Available data:
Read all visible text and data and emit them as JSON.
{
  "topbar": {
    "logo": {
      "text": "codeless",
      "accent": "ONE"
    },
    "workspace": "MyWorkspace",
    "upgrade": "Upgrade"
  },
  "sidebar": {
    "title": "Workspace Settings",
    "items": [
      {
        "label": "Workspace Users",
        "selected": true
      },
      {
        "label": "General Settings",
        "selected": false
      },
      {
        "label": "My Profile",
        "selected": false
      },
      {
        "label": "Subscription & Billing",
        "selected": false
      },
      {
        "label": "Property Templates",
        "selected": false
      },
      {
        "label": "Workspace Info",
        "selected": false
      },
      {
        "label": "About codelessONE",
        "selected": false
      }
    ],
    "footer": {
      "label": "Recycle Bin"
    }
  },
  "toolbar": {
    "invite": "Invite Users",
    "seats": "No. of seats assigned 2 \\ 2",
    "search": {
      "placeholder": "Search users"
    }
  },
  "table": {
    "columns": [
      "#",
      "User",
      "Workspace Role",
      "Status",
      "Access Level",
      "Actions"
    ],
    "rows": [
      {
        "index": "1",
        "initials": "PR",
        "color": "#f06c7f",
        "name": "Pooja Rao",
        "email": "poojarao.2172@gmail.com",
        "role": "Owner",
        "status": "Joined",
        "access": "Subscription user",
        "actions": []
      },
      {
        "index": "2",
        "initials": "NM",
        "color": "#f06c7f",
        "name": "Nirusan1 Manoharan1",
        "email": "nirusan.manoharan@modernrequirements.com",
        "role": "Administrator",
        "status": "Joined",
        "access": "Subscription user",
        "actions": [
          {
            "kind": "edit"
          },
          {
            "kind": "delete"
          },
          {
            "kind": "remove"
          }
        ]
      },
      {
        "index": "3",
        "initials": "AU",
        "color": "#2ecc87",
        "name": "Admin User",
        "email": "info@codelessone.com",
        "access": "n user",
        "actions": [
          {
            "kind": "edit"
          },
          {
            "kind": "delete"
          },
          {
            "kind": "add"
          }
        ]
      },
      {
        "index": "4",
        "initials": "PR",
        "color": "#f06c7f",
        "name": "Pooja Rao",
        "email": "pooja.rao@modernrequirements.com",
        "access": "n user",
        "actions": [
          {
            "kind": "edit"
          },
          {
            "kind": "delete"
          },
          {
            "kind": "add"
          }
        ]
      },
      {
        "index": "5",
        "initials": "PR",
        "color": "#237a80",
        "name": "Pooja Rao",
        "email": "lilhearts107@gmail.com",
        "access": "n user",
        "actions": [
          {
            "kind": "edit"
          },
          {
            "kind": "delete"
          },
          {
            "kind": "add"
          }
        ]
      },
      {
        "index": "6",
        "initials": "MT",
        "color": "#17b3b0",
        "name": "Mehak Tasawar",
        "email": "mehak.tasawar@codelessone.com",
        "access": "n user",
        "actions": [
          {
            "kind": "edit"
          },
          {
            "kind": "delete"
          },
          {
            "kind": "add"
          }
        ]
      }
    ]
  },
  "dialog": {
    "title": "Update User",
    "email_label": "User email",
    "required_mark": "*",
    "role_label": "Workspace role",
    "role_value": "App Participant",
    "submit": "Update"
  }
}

Your instructions: How many of the lines above hold "Settings"? Answer with only the number.

Task response: 2